**REQUIRED WORK**
Write out each line beneath this one exactly as it reads.

**WORKING DATA**
--------------------------------------------------
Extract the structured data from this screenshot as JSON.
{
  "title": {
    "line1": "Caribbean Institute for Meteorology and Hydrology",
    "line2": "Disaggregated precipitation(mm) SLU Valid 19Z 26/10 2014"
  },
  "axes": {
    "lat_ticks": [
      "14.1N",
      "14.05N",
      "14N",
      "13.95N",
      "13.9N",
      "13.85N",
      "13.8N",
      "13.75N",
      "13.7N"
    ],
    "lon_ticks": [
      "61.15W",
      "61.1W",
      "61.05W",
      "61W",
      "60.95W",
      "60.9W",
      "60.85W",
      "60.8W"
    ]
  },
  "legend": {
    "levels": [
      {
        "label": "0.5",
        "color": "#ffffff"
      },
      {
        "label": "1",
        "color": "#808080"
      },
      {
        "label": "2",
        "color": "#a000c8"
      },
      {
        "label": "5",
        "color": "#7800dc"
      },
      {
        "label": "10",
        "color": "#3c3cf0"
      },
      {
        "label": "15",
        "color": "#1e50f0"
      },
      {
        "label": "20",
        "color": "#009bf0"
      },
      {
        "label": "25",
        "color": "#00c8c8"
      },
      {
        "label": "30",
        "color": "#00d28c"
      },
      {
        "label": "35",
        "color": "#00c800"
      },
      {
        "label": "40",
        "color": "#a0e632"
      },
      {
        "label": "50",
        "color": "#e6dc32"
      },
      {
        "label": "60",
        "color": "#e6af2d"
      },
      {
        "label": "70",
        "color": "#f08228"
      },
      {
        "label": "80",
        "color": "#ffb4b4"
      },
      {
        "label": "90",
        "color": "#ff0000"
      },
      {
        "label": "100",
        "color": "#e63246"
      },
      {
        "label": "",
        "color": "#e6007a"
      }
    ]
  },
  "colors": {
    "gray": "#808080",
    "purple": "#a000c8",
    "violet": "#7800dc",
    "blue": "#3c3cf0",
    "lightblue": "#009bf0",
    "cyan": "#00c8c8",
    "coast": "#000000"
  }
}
--------------------------------------------------
**EXERCISE OUTPUT**
Extract the structured data from this screenshot as JSON.
{
  "title": {
    "line1": "Caribbean Institute for Meteorology and Hydrology",
    "line2": "Disaggregated precipitation(mm) SLU Valid 19Z 26/10 2014"
  },
  "axes": {
    "lat_ticks": [
      "14.1N",
      "14.05N",
      "14N",
      "13.95N",
      "13.9N",
      "13.85N",
      "13.8N",
      "13.75N",
      "13.7N"
    ],
    "lon_ticks": [
      "61.15W",
      "61.1W",
      "61.05W",
      "61W",
      "60.95W",
      "60.9W",
      "60.85W",
      "60.8W"
    ]
  },
  "legend": {
    "levels": [
      {
        "label": "0.5",
        "color": "#ffffff"
      },
      {
        "label": "1",
        "color": "#808080"
      },
      {
        "label": "2",
        "color": "#a000c8"
      },
      {
        "label": "5",
        "color": "#7800dc"
      },
      {
        "label": "10",
        "color": "#3c3cf0"
      },
      {
        "label": "15",
        "color": "#1e50f0"
      },
      {
        "label": "20",
        "color": "#009bf0"
      },
      {
        "label": "25",
        "color": "#00c8c8"
      },
      {
        "label": "30",
        "color": "#00d28c"
      },
      {
        "label": "35",
        "color": "#00c800"
      },
      {
        "label": "40",
        "color": "#a0e632"
      },
      {
        "label": "50",
        "color": "#e6dc32"
      },
      {
        "label": "60",
        "color": "#e6af2d"
      },
      {
        "label": "70",
        "color": "#f08228"
      },
      {
        "label": "80",
        "color": "#ffb4b4"
      },
      {
        "label": "90",
        "color": "#ff0000"
      },
      {
        "label": "100",
        "color": "#e63246"
      },
      {
        "label": "",
        "color": "#e6007a"
      }
    ]
  },
  "colors": {
    "gray": "#808080",
    "purple": "#a000c8",
    "violet": "#7800dc",
    "blue": "#3c3cf0",
    "lightblue": "#009bf0",
    "cyan": "#00c8c8",
    "coast": "#000000"
  }
}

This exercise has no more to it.